■ Problem description
Write out the whole listing again, exactly.

=== Provided information ===

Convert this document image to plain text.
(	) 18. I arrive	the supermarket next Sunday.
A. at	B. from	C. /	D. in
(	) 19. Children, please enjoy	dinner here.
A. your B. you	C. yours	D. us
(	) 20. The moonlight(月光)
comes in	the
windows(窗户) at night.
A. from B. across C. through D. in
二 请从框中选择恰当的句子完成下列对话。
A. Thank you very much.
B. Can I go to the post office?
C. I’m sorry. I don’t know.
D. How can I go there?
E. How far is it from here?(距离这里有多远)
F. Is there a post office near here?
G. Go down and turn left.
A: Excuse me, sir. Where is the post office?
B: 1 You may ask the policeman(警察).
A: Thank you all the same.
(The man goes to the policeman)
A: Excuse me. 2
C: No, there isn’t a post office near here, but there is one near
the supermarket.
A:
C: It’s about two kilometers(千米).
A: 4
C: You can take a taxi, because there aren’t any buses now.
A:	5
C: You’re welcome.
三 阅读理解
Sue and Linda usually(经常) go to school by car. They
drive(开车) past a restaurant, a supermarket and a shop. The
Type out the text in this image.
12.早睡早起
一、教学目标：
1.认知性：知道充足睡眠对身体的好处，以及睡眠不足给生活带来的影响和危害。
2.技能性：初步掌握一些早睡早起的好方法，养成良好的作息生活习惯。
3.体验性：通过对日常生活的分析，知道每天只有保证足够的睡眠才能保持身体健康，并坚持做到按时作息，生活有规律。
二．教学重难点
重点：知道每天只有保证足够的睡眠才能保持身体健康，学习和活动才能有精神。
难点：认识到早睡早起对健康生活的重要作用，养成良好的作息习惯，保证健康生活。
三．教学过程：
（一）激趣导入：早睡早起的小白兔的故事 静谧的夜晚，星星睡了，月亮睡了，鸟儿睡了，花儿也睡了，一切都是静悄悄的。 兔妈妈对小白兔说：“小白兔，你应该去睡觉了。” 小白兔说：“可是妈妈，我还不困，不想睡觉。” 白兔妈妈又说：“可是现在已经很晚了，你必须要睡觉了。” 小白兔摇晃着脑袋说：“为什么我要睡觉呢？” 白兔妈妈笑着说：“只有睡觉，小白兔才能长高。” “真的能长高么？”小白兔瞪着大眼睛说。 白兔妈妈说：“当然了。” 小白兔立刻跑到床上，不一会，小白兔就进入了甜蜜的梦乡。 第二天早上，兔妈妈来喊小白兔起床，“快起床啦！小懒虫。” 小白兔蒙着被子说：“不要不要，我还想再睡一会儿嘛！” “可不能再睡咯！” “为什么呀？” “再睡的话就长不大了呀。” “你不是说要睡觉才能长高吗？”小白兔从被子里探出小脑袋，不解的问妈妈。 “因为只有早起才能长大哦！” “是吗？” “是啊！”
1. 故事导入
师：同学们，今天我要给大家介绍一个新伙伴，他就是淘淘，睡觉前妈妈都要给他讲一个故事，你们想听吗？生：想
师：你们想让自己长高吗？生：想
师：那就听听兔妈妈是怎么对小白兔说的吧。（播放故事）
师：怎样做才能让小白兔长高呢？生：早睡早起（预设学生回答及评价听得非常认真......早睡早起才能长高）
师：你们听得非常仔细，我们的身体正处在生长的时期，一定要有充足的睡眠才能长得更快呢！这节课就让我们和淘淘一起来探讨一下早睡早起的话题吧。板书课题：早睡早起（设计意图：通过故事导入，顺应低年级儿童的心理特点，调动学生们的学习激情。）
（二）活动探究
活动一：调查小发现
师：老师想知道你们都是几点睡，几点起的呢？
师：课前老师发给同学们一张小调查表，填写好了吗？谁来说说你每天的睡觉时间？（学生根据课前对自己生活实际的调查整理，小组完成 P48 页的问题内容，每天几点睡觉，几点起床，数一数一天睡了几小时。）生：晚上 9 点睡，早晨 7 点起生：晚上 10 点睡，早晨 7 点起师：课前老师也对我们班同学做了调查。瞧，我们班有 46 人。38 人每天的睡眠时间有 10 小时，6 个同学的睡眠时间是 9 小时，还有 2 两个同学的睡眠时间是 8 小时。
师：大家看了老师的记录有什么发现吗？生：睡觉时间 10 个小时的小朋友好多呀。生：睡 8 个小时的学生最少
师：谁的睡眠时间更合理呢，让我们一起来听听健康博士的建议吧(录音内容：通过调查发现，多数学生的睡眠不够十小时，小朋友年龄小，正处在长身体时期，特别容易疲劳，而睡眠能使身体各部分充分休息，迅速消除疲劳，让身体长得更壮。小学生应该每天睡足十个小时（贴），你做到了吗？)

===

■ Response to the task
Convert this document image to plain text.
(	) 18. I arrive	the supermarket next Sunday.
A. at	B. from	C. /	D. in
(	) 19. Children, please enjoy	dinner here.
A. your B. you	C. yours	D. us
(	) 20. The moonlight(月光)
comes in	the
windows(窗户) at night.
A. from B. across C. through D. in
二 请从框中选择恰当的句子完成下列对话。
A. Thank you very much.
B. Can I go to the post office?
C. I’m sorry. I don’t know.
D. How can I go there?
E. How far is it from here?(距离这里有多远)
F. Is there a post office near here?
G. Go down and turn left.
A: Excuse me, sir. Where is the post office?
B: 1 You may ask the policeman(警察).
A: Thank you all the same.
(The man goes to the policeman)
A: Excuse me. 2
C: No, there isn’t a post office near here, but there is one near
the supermarket.
A:
C: It’s about two kilometers(千米).
A: 4
C: You can take a taxi, because there aren’t any buses now.
A:	5
C: You’re welcome.
三 阅读理解
Sue and Linda usually(经常) go to school by car. They
drive(开车) past a restaurant, a supermarket and a shop. The
Type out the text in this image.
12.早睡早起
一、教学目标：
1.认知性：知道充足睡眠对身体的好处，以及睡眠不足给生活带来的影响和危害。
2.技能性：初步掌握一些早睡早起的好方法，养成良好的作息生活习惯。
3.体验性：通过对日常生活的分析，知道每天只有保证足够的睡眠才能保持身体健康，并坚持做到按时作息，生活有规律。
二．教学重难点
重点：知道每天只有保证足够的睡眠才能保持身体健康，学习和活动才能有精神。
难点：认识到早睡早起对健康生活的重要作用，养成良好的作息习惯，保证健康生活。
三．教学过程：
（一）激趣导入：早睡早起的小白兔的故事 静谧的夜晚，星星睡了，月亮睡了，鸟儿睡了，花儿也睡了，一切都是静悄悄的。 兔妈妈对小白兔说：“小白兔，你应该去睡觉了。” 小白兔说：“可是妈妈，我还不困，不想睡觉。” 白兔妈妈又说：“可是现在已经很晚了，你必须要睡觉了。” 小白兔摇晃着脑袋说：“为什么我要睡觉呢？” 白兔妈妈笑着说：“只有睡觉，小白兔才能长高。” “真的能长高么？”小白兔瞪着大眼睛说。 白兔妈妈说：“当然了。” 小白兔立刻跑到床上，不一会，小白兔就进入了甜蜜的梦乡。 第二天早上，兔妈妈来喊小白兔起床，“快起床啦！小懒虫。” 小白兔蒙着被子说：“不要不要，我还想再睡一会儿嘛！” “可不能再睡咯！” “为什么呀？” “再睡的话就长不大了呀。” “你不是说要睡觉才能长高吗？”小白兔从被子里探出小脑袋，不解的问妈妈。 “因为只有早起才能长大哦！” “是吗？” “是啊！”
1. 故事导入
师：同学们，今天我要给大家介绍一个新伙伴，他就是淘淘，睡觉前妈妈都要给他讲一个故事，你们想听吗？生：想
师：你们想让自己长高吗？生：想
师：那就听听兔妈妈是怎么对小白兔说的吧。（播放故事）
师：怎样做才能让小白兔长高呢？生：早睡早起（预设学生回答及评价听得非常认真......早睡早起才能长高）
师：你们听得非常仔细，我们的身体正处在生长的时期，一定要有充足的睡眠才能长得更快呢！这节课就让我们和淘淘一起来探讨一下早睡早起的话题吧。板书课题：早睡早起（设计意图：通过故事导入，顺应低年级儿童的心理特点，调动学生们的学习激情。）
（二）活动探究
活动一：调查小发现
师：老师想知道你们都是几点睡，几点起的呢？
师：课前老师发给同学们一张小调查表，填写好了吗？谁来说说你每天的睡觉时间？（学生根据课前对自己生活实际的调查整理，小组完成 P48 页的问题内容，每天几点睡觉，几点起床，数一数一天睡了几小时。）生：晚上 9 点睡，早晨 7 点起生：晚上 10 点睡，早晨 7 点起师：课前老师也对我们班同学做了调查。瞧，我们班有 46 人。38 人每天的睡眠时间有 10 小时，6 个同学的睡眠时间是 9 小时，还有 2 两个同学的睡眠时间是 8 小时。
师：大家看了老师的记录有什么发现吗？生：睡觉时间 10 个小时的小朋友好多呀。生：睡 8 个小时的学生最少
师：谁的睡眠时间更合理呢，让我们一起来听听健康博士的建议吧(录音内容：通过调查发现，多数学生的睡眠不够十小时，小朋友年龄小，正处在长身体时期，特别容易疲劳，而睡眠能使身体各部分充分休息，迅速消除疲劳，让身体长得更壮。小学生应该每天睡足十个小时（贴），你做到了吗？)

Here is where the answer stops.